* **WORKING DATA**

[Begin]

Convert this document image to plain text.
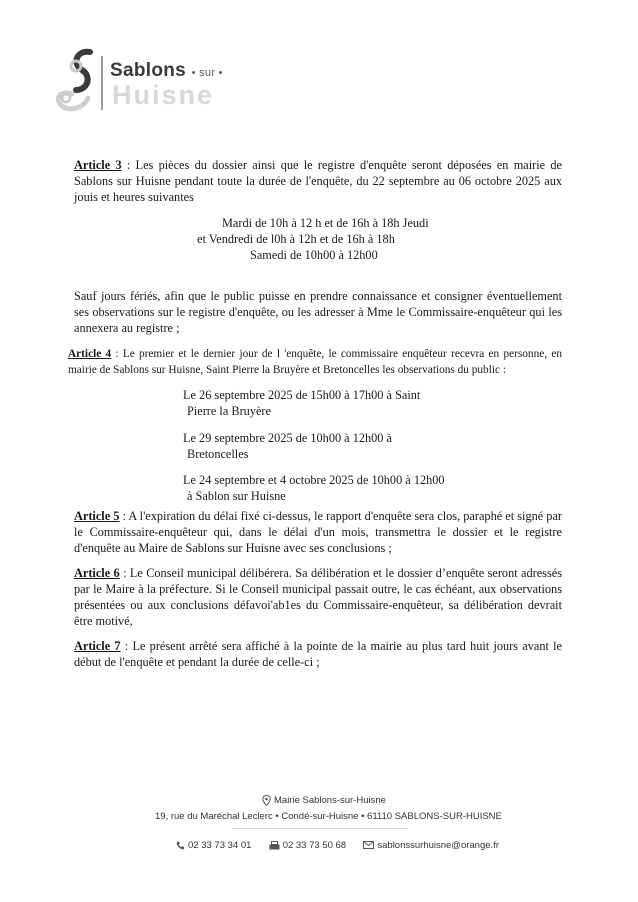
Sablons • sur •
Huisne
Article 3 : Les pièces du dossier ainsi que le registre d'enquête seront déposées en mairie de Sablons sur Huisne pendant toute la durée de l'enquête, du 22 septembre au 06 octobre 2025 aux jouis et heures suivantes
Mardi de 10h à 12 h et de 16h à 18h Jeudi
et Vendredi de l0h à 12h et de 16h à 18h
Samedi de 10h00 à 12h00
Sauf jours fériés, afin que le public puisse en prendre connaissance et consigner éventuellement ses observations sur le registre d'enquête, ou les adresser à Mme le Commissaire-enquêteur qui les annexera au registre ;
Article 4 : Le premier et le dernier jour de l 'enquête, le commissaire enquêteur recevra en personne, en mairie de Sablons sur Huisne, Saint Pierre la Bruyère et Bretoncelles les observations du public :
Le 26 septembre 2025 de 15h00 à 17h00 à Saint
Pierre la Bruyère
Le 29 septembre 2025 de 10h00 à 12h00 à
Bretoncelles
Le 24 septembre et 4 octobre 2025 de 10h00 à 12h00
à Sablon sur Huisne
Article 5 : A l'expiration du délai fixé ci-dessus, le rapport d'enquête sera clos, paraphé et signé par le Commissaire-enquêteur qui, dans le délai d'un mois, transmettra le dossier et le registre d'enquête au Maire de Sablons sur Huisne avec ses conclusions ;
Article 6 : Le Conseil municipal délibérera. Sa délibération et le dossier d’enquête seront adressés par le Maire à la préfecture. Si le Conseil municipal passait outre, le cas échéant, aux observations présentées ou aux conclusions défavoi'ab1es du Commissaire-enquêteur, sa délibération devrait être motivé,
Article 7 : Le présent arrêté sera affiché à la pointe de la mairie au plus tard huit jours avant le début de l'enquête et pendant la durée de celle-ci ;
Mairie Sablons-sur-Huisne
19, rue du Maréchal Leclerc • Condé-sur-Huisne • 61110 SABLONS-SUR-HUISNE
02 33 73 34 01	02 33 73 50 68	sablonssurhuisne@orange.fr
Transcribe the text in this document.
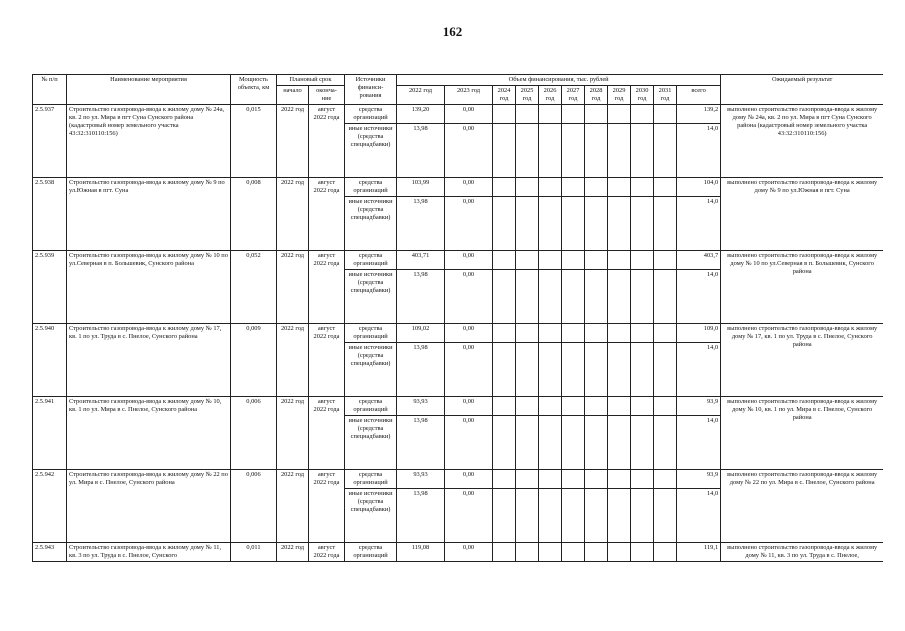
162
№ п/п	Наименование мероприятия	Мощность объекта, км	Плановый срок		Источники финанси- рования	Объем финансирования, тыс. рублей											Ожидаемый результат
			начало	оконча- ние		2022 год	2023 год	2024 год	2025 год	2026 год	2027 год	2028 год	2029 год	2030 год	2031 год	всего	
2.5.937	Строительство газопровода-ввода к жилому дому № 24а, кв. 2 по ул. Мира в пгт Суна Сунского района (кадастровый номер земельного участка 43:32:310110:156)	0,015	2022 год	август 2022 года	средства организаций	139,20	0,00									139,2	выполнено строительство газопровода-ввода к жилому дому № 24а, кв. 2 по ул. Мира в пгт Суна Сунского района (кадастровый номер земельного участка 43:32:310110:156)
					иные источники (средства спецнадбавки)	13,98	0,00									14,0	
2.5.938	Строительство газопровода-ввода к жилому дому № 9 по ул.Южная в пгт. Суна	0,008	2022 год	август 2022 года	средства организаций	103,99	0,00									104,0	выполнено строительство газопровода-ввода к жилому дому № 9 по ул.Южная в пгт. Суна
					иные источники (средства спецнадбавки)	13,98	0,00									14,0	
2.5.939	Строительство газопровода-ввода к жилому дому № 10 по ул.Северная в п. Большевик, Сунского района	0,052	2022 год	август 2022 года	средства организаций	403,71	0,00									403,7	выполнено строительство газопровода-ввода к жилому дому № 10 по ул.Северная в п. Большевик, Сунского района
					иные источники (средства спецнадбавки)	13,98	0,00									14,0	
2.5.940	Строительство газопровода-ввода к жилому дому № 17, кв. 1 по ул. Труда в с. Пнелое, Сунского района	0,009	2022 год	август 2022 года	средства организаций	109,02	0,00									109,0	выполнено строительство газопровода-ввода к жилому дому № 17, кв. 1 по ул. Труда в с. Пнелое, Сунского района
					иные источники (средства спецнадбавки)	13,98	0,00									14,0	
2.5.941	Строительство газопровода-ввода к жилому дому № 10, кв. 1 по ул. Мира в с. Пнелое, Сунского района	0,006	2022 год	август 2022 года	средства организаций	93,93	0,00									93,9	выполнено строительство газопровода-ввода к жилому дому № 10, кв. 1 по ул. Мира в с. Пнелое, Сунского района
					иные источники (средства спецнадбавки)	13,98	0,00									14,0	
2.5.942	Строительство газопровода-ввода к жилому дому № 22 по ул. Мира в с. Пнелое, Сунского района	0,006	2022 год	август 2022 года	средства организаций	93,93	0,00									93,9	выполнено строительство газопровода-ввода к жилому дому № 22 по ул. Мира в с. Пнелое, Сунского района
					иные источники (средства спецнадбавки)	13,98	0,00									14,0	
2.5.943	Строительство газопровода-ввода к жилому дому № 11, кв. 3 по ул. Труда в с. Пнелое, Сунского	0,011	2022 год	август 2022 года	средства организаций	119,08	0,00									119,1	выполнено строительство газопровода-ввода к жилому дому № 11, кв. 3 по ул. Труда в с. Пнелое,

[End]

* **EXERCISE PROMPT**
Repeat all of the entries word for word, but omit the pictures.

* **EXERCISE ANSWER**
Convert this document image to plain text.
Sablons • sur •
Huisne
Article 3 : Les pièces du dossier ainsi que le registre d'enquête seront déposées en mairie de Sablons sur Huisne pendant toute la durée de l'enquête, du 22 septembre au 06 octobre 2025 aux jouis et heures suivantes
Mardi de 10h à 12 h et de 16h à 18h Jeudi
et Vendredi de l0h à 12h et de 16h à 18h
Samedi de 10h00 à 12h00
Sauf jours fériés, afin que le public puisse en prendre connaissance et consigner éventuellement ses observations sur le registre d'enquête, ou les adresser à Mme le Commissaire-enquêteur qui les annexera au registre ;
Article 4 : Le premier et le dernier jour de l 'enquête, le commissaire enquêteur recevra en personne, en mairie de Sablons sur Huisne, Saint Pierre la Bruyère et Bretoncelles les observations du public :
Le 26 septembre 2025 de 15h00 à 17h00 à Saint
Pierre la Bruyère
Le 29 septembre 2025 de 10h00 à 12h00 à
Bretoncelles
Le 24 septembre et 4 octobre 2025 de 10h00 à 12h00
à Sablon sur Huisne
Article 5 : A l'expiration du délai fixé ci-dessus, le rapport d'enquête sera clos, paraphé et signé par le Commissaire-enquêteur qui, dans le délai d'un mois, transmettra le dossier et le registre d'enquête au Maire de Sablons sur Huisne avec ses conclusions ;
Article 6 : Le Conseil municipal délibérera. Sa délibération et le dossier d’enquête seront adressés par le Maire à la préfecture. Si le Conseil municipal passait outre, le cas échéant, aux observations présentées ou aux conclusions défavoi'ab1es du Commissaire-enquêteur, sa délibération devrait être motivé,
Article 7 : Le présent arrêté sera affiché à la pointe de la mairie au plus tard huit jours avant le début de l'enquête et pendant la durée de celle-ci ;
Mairie Sablons-sur-Huisne
19, rue du Maréchal Leclerc • Condé-sur-Huisne • 61110 SABLONS-SUR-HUISNE
02 33 73 34 01	02 33 73 50 68	sablonssurhuisne@orange.fr
Transcribe the text in this document.
162
№ п/п	Наименование мероприятия	Мощность объекта, км	Плановый срок		Источники финанси- рования	Объем финансирования, тыс. рублей											Ожидаемый результат
			начало	оконча- ние		2022 год	2023 год	2024 год	2025 год	2026 год	2027 год	2028 год	2029 год	2030 год	2031 год	всего	
2.5.937	Строительство газопровода-ввода к жилому дому № 24а, кв. 2 по ул. Мира в пгт Суна Сунского района (кадастровый номер земельного участка 43:32:310110:156)	0,015	2022 год	август 2022 года	средства организаций	139,20	0,00									139,2	выполнено строительство газопровода-ввода к жилому дому № 24а, кв. 2 по ул. Мира в пгт Суна Сунского района (кадастровый номер земельного участка 43:32:310110:156)
					иные источники (средства спецнадбавки)	13,98	0,00									14,0	
2.5.938	Строительство газопровода-ввода к жилому дому № 9 по ул.Южная в пгт. Суна	0,008	2022 год	август 2022 года	средства организаций	103,99	0,00									104,0	выполнено строительство газопровода-ввода к жилому дому № 9 по ул.Южная в пгт. Суна
					иные источники (средства спецнадбавки)	13,98	0,00									14,0	
2.5.939	Строительство газопровода-ввода к жилому дому № 10 по ул.Северная в п. Большевик, Сунского района	0,052	2022 год	август 2022 года	средства организаций	403,71	0,00									403,7	выполнено строительство газопровода-ввода к жилому дому № 10 по ул.Северная в п. Большевик, Сунского района
					иные источники (средства спецнадбавки)	13,98	0,00									14,0	
2.5.940	Строительство газопровода-ввода к жилому дому № 17, кв. 1 по ул. Труда в с. Пнелое, Сунского района	0,009	2022 год	август 2022 года	средства организаций	109,02	0,00									109,0	выполнено строительство газопровода-ввода к жилому дому № 17, кв. 1 по ул. Труда в с. Пнелое, Сунского района
					иные источники (средства спецнадбавки)	13,98	0,00									14,0	
2.5.941	Строительство газопровода-ввода к жилому дому № 10, кв. 1 по ул. Мира в с. Пнелое, Сунского района	0,006	2022 год	август 2022 года	средства организаций	93,93	0,00									93,9	выполнено строительство газопровода-ввода к жилому дому № 10, кв. 1 по ул. Мира в с. Пнелое, Сунского района
					иные источники (средства спецнадбавки)	13,98	0,00									14,0	
2.5.942	Строительство газопровода-ввода к жилому дому № 22 по ул. Мира в с. Пнелое, Сунского района	0,006	2022 год	август 2022 года	средства организаций	93,93	0,00									93,9	выполнено строительство газопровода-ввода к жилому дому № 22 по ул. Мира в с. Пнелое, Сунского района
					иные источники (средства спецнадбавки)	13,98	0,00									14,0	
2.5.943	Строительство газопровода-ввода к жилому дому № 11, кв. 3 по ул. Труда в с. Пнелое, Сунского	0,011	2022 год	август 2022 года	средства организаций	119,08	0,00									119,1	выполнено строительство газопровода-ввода к жилому дому № 11, кв. 3 по ул. Труда в с. Пнелое,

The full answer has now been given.